## Requirements
Determine how many lines of the material hold the string "name" and reply with only that number.
— start Extracted records —
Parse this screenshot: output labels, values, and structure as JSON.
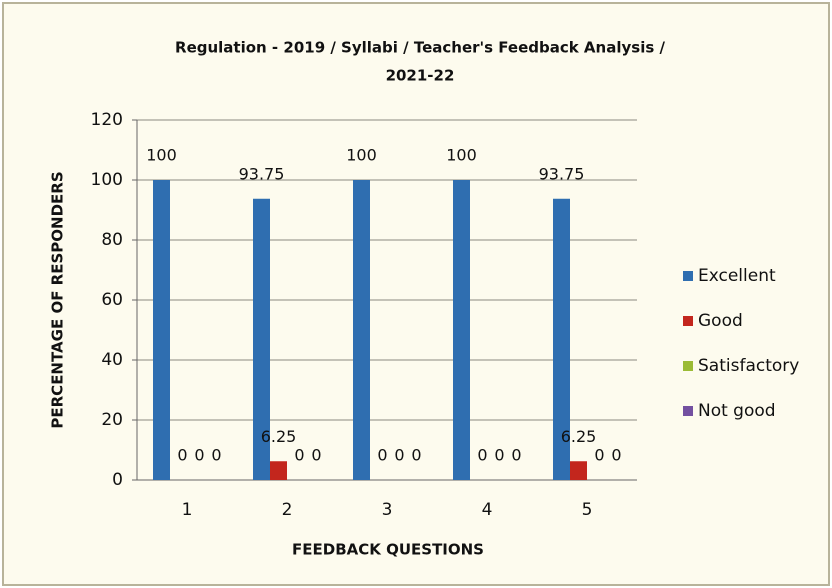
{
  "chart_data": {
    "type": "bar",
    "title": [
      "Regulation - 2019 / Syllabi / Teacher's Feedback Analysis /",
      "2021-22"
    ],
    "x_label": "FEEDBACK QUESTIONS",
    "y_label": "PERCENTAGE OF RESPONDERS",
    "categories": [
      "1",
      "2",
      "3",
      "4",
      "5"
    ],
    "series": [
      {
        "name": "Excellent",
        "color": "#2f6eb0",
        "values": [
          100,
          93.75,
          100,
          100,
          93.75
        ]
      },
      {
        "name": "Good",
        "color": "#c3261d",
        "values": [
          0,
          6.25,
          0,
          0,
          6.25
        ]
      },
      {
        "name": "Satisfactory",
        "color": "#9bbb35",
        "values": [
          0,
          0,
          0,
          0,
          0
        ]
      },
      {
        "name": "Not good",
        "color": "#7350a0",
        "values": [
          0,
          0,
          0,
          0,
          0
        ]
      }
    ],
    "ylim": [
      0,
      120
    ],
    "yticks": [
      0,
      20,
      40,
      60,
      80,
      100,
      120
    ],
    "grid": true,
    "legend": "right"
  }
}
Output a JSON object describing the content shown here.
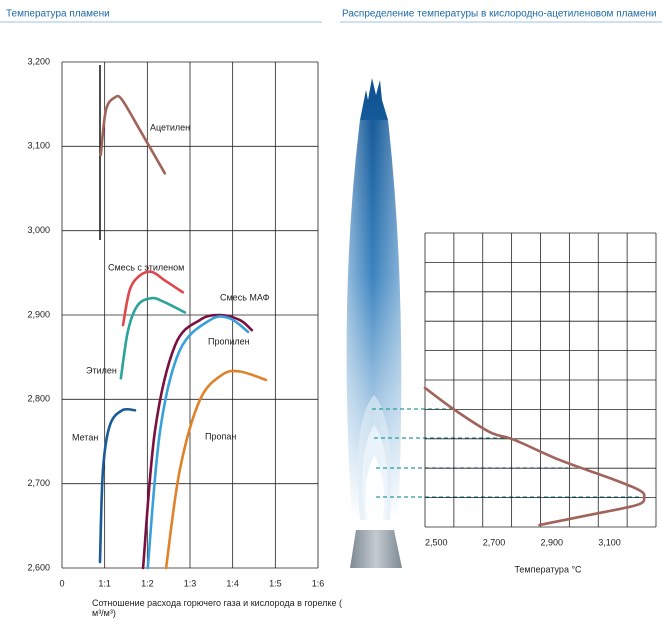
{
  "chart_data": [
    {
      "type": "line",
      "title": "Температура пламени",
      "xlabel": "Сотношение расхода горючего газа и кислорода в горелке ( м³/м³)",
      "xlim": [
        0,
        6
      ],
      "xticks": [
        0,
        {
          "value": 1,
          "label": "1:1"
        },
        {
          "value": 2,
          "label": "1:2"
        },
        {
          "value": 3,
          "label": "1:3"
        },
        {
          "value": 4,
          "label": "1:4"
        },
        {
          "value": 5,
          "label": "1:5"
        },
        {
          "value": 6,
          "label": "1:6"
        }
      ],
      "ylim": [
        2600,
        3200
      ],
      "yticks": [
        {
          "value": 2600,
          "label": "2,600"
        },
        {
          "value": 2700,
          "label": "2,700"
        },
        {
          "value": 2800,
          "label": "2,800"
        },
        {
          "value": 2900,
          "label": "2,900"
        },
        {
          "value": 3000,
          "label": "3,000"
        },
        {
          "value": 3100,
          "label": "3,100"
        },
        {
          "value": 3200,
          "label": "3,200"
        }
      ],
      "grid": true,
      "series": [
        {
          "name": "Ацетилен",
          "color": "#a0645a",
          "x": [
            0.91,
            1.03,
            1.24,
            1.41,
            1.83,
            2.41
          ],
          "values": [
            3090,
            3143,
            3158,
            3155,
            3119,
            3068
          ]
        },
        {
          "name": "Смесь с этиленом",
          "color": "#e0474c",
          "x": [
            1.43,
            1.59,
            1.83,
            2.11,
            2.41,
            2.83
          ],
          "values": [
            2888,
            2930,
            2947,
            2951,
            2941,
            2927
          ]
        },
        {
          "name": "Смесь МАФ",
          "color": "#7a1040",
          "x": [
            1.9,
            2.18,
            2.65,
            3.23,
            3.7,
            4.17,
            4.45
          ],
          "values": [
            2600,
            2763,
            2864,
            2894,
            2900,
            2894,
            2882
          ]
        },
        {
          "name": "Пропилен",
          "color": "#3aa0dc",
          "x": [
            2.01,
            2.3,
            2.76,
            3.47,
            3.93,
            4.36
          ],
          "values": [
            2600,
            2763,
            2858,
            2894,
            2896,
            2880
          ]
        },
        {
          "name": "Этилен",
          "color": "#2aa39a",
          "x": [
            1.38,
            1.55,
            1.78,
            2.11,
            2.41,
            2.88
          ],
          "values": [
            2825,
            2882,
            2912,
            2920,
            2915,
            2903
          ]
        },
        {
          "name": "Метан",
          "color": "#1a5a96",
          "x": [
            0.89,
            0.96,
            1.12,
            1.41,
            1.71
          ],
          "values": [
            2607,
            2716,
            2769,
            2787,
            2787
          ]
        },
        {
          "name": "Пропан",
          "color": "#e0822a",
          "x": [
            2.44,
            2.76,
            3.23,
            3.75,
            4.17,
            4.78
          ],
          "values": [
            2600,
            2716,
            2799,
            2829,
            2833,
            2823
          ]
        }
      ]
    },
    {
      "type": "line",
      "title": "Распределение температуры в кислородно-ацетиленовом пламени",
      "xlabel": "Температура °C",
      "xlim": [
        2500,
        3300
      ],
      "xticks": [
        {
          "value": 2500,
          "label": "2,500"
        },
        {
          "value": 2700,
          "label": "2,700"
        },
        {
          "value": 2900,
          "label": "2,900"
        },
        {
          "value": 3100,
          "label": "3,100"
        }
      ],
      "ylim": [
        0,
        10
      ],
      "series": [
        {
          "color": "#a0645a",
          "x": [
            2500,
            2603,
            2724,
            2810,
            2966,
            3138,
            3241,
            3259,
            3234,
            3069,
            2897
          ],
          "values": [
            4.73,
            3.98,
            3.23,
            2.96,
            2.28,
            1.67,
            1.26,
            1.02,
            0.75,
            0.41,
            0.07
          ]
        }
      ]
    }
  ]
}
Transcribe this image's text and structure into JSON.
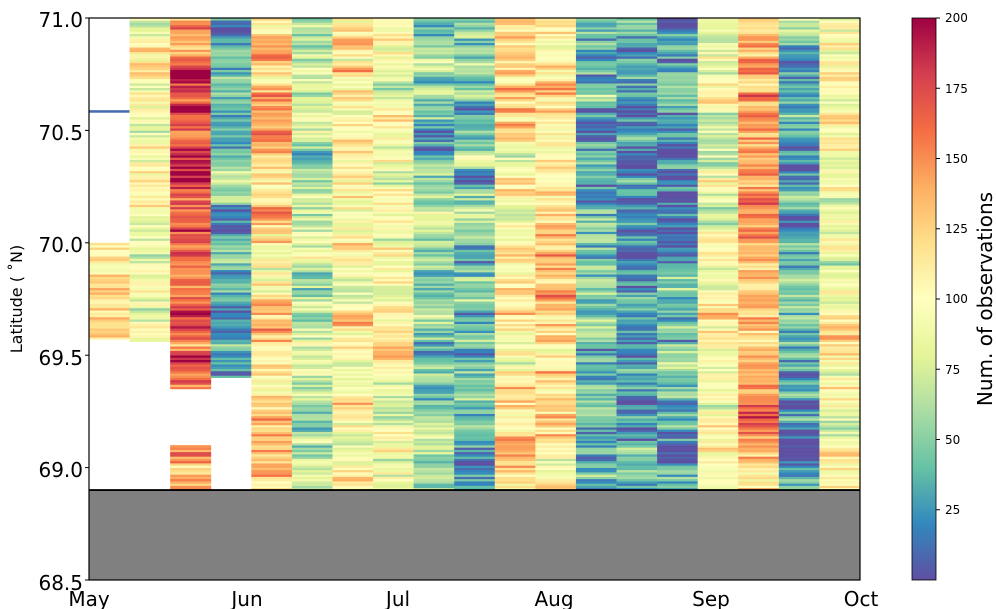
{
  "chart_data": {
    "type": "heatmap",
    "title": "",
    "ylabel": "Latitude ( ˚N)",
    "xlabel": "",
    "ylim": [
      68.5,
      71.0
    ],
    "x_tick_labels": [
      "May",
      "Jun",
      "Jul",
      "Aug",
      "Sep",
      "Oct"
    ],
    "y_tick_labels": [
      "68.5",
      "69.0",
      "69.5",
      "70.0",
      "70.5",
      "71.0"
    ],
    "y_tick_values": [
      68.5,
      69.0,
      69.5,
      70.0,
      70.5,
      71.0
    ],
    "land_below_latitude": 68.9,
    "colorbar": {
      "label": "Num. of observations",
      "min": 0,
      "max": 200,
      "tick_values": [
        25,
        50,
        75,
        100,
        125,
        150,
        175,
        200
      ],
      "tick_labels": [
        "25",
        "50",
        "75",
        "100",
        "125",
        "150",
        "175",
        "200"
      ],
      "colormap": [
        "#5e4fa2",
        "#3288bd",
        "#66c2a5",
        "#abdda4",
        "#e6f598",
        "#ffffbf",
        "#fee08b",
        "#fdae61",
        "#f46d43",
        "#d53e4f",
        "#9e0142"
      ]
    },
    "columns": [
      {
        "coverage": [
          69.57,
          70.0
        ],
        "mean": 110,
        "extra_rows": [
          70.58
        ]
      },
      {
        "coverage": [
          69.56,
          71.0
        ],
        "mean": 95
      },
      {
        "coverage": [
          68.9,
          71.0
        ],
        "mean": 160,
        "gap": [
          69.1,
          69.35
        ]
      },
      {
        "coverage": [
          69.4,
          71.0
        ],
        "mean": 40
      },
      {
        "coverage": [
          68.9,
          71.0
        ],
        "mean": 120
      },
      {
        "coverage": [
          68.9,
          71.0
        ],
        "mean": 70
      },
      {
        "coverage": [
          68.9,
          71.0
        ],
        "mean": 105
      },
      {
        "coverage": [
          68.9,
          71.0
        ],
        "mean": 85
      },
      {
        "coverage": [
          68.9,
          71.0
        ],
        "mean": 55
      },
      {
        "coverage": [
          68.9,
          71.0
        ],
        "mean": 45
      },
      {
        "coverage": [
          68.9,
          71.0
        ],
        "mean": 115
      },
      {
        "coverage": [
          68.9,
          71.0
        ],
        "mean": 120
      },
      {
        "coverage": [
          68.9,
          71.0
        ],
        "mean": 40
      },
      {
        "coverage": [
          68.9,
          71.0
        ],
        "mean": 25
      },
      {
        "coverage": [
          68.9,
          71.0
        ],
        "mean": 35
      },
      {
        "coverage": [
          68.9,
          71.0
        ],
        "mean": 90
      },
      {
        "coverage": [
          68.9,
          71.0
        ],
        "mean": 140
      },
      {
        "coverage": [
          68.9,
          71.0
        ],
        "mean": 40
      },
      {
        "coverage": [
          68.9,
          71.0
        ],
        "mean": 95
      }
    ]
  }
}
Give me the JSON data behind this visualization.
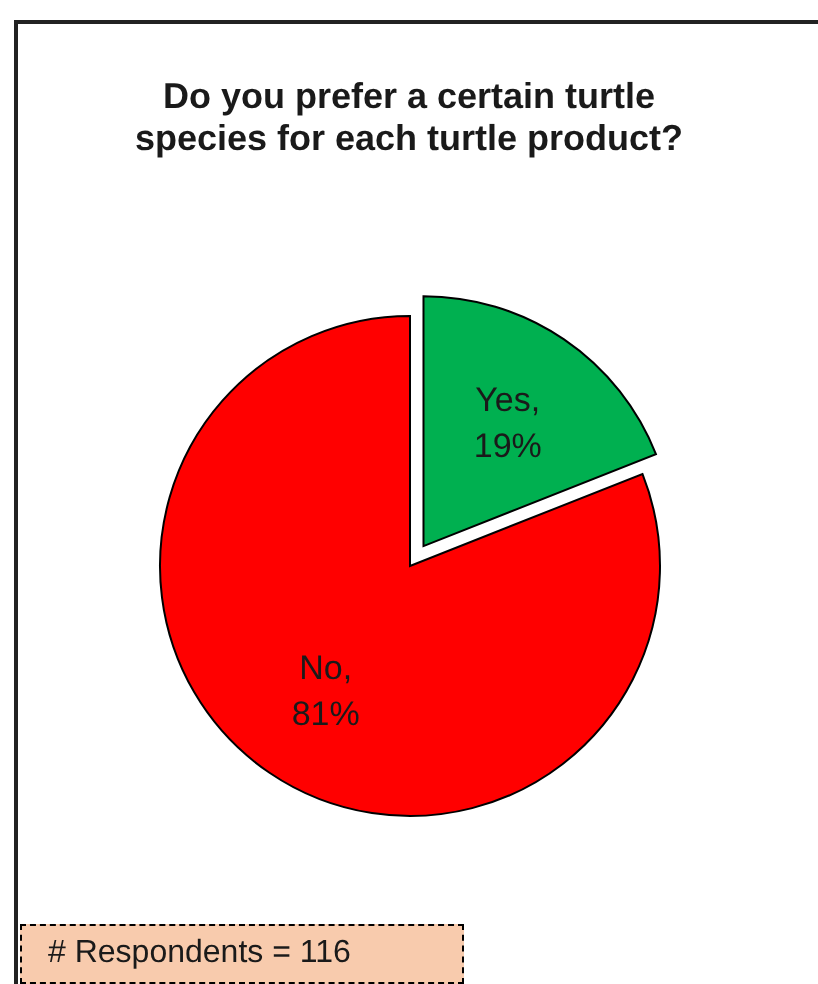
{
  "chart_data": {
    "type": "pie",
    "title": "Do you prefer a certain turtle species for each turtle product?",
    "categories": [
      null,
      null
    ],
    "values": [
      19,
      81
    ],
    "colors": [
      "#00b050",
      "#ff0000"
    ],
    "value_labels": [
      "Yes, 19%",
      "No, 81%"
    ],
    "annotations": [
      "# Respondents = 116"
    ]
  }
}
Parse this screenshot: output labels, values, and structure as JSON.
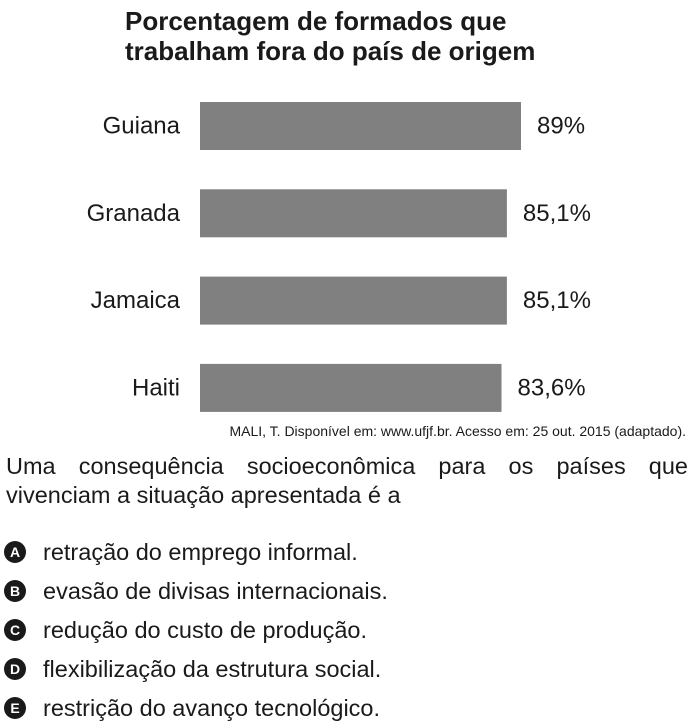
{
  "chart_data": {
    "type": "bar",
    "orientation": "horizontal",
    "title_lines": [
      "Porcentagem de formados que",
      "trabalham fora do país de origem"
    ],
    "categories": [
      "Guiana",
      "Granada",
      "Jamaica",
      "Haiti"
    ],
    "values": [
      89,
      85.1,
      85.1,
      83.6
    ],
    "value_labels": [
      "89%",
      "85,1%",
      "85,1%",
      "83,6%"
    ],
    "unit": "%",
    "xlim": [
      0,
      89
    ],
    "grid": false,
    "legend": "none",
    "bar_color": "#808080"
  },
  "source": "MALI, T. Disponível em: www.ufjf.br. Acesso em: 25 out. 2015 (adaptado).",
  "question": "Uma consequência socioeconômica para os países que vivenciam a situação apresentada é a",
  "options": [
    {
      "letter": "A",
      "text": "retração do emprego informal."
    },
    {
      "letter": "B",
      "text": "evasão de divisas internacionais."
    },
    {
      "letter": "C",
      "text": "redução do custo de produção."
    },
    {
      "letter": "D",
      "text": "flexibilização da estrutura social."
    },
    {
      "letter": "E",
      "text": "restrição do avanço tecnológico."
    }
  ]
}
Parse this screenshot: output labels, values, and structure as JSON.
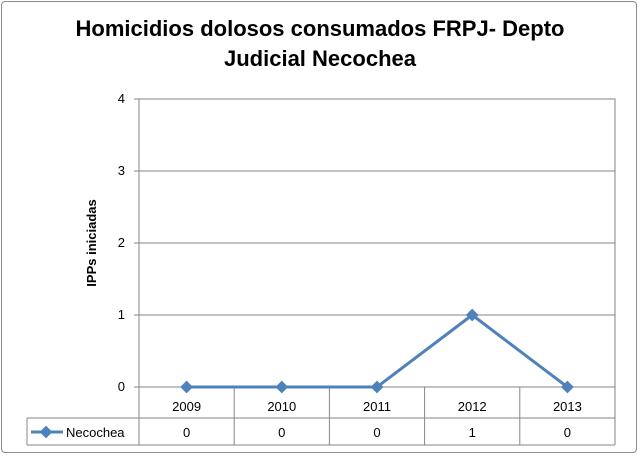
— end Extracted records —
## Response to the exercise
11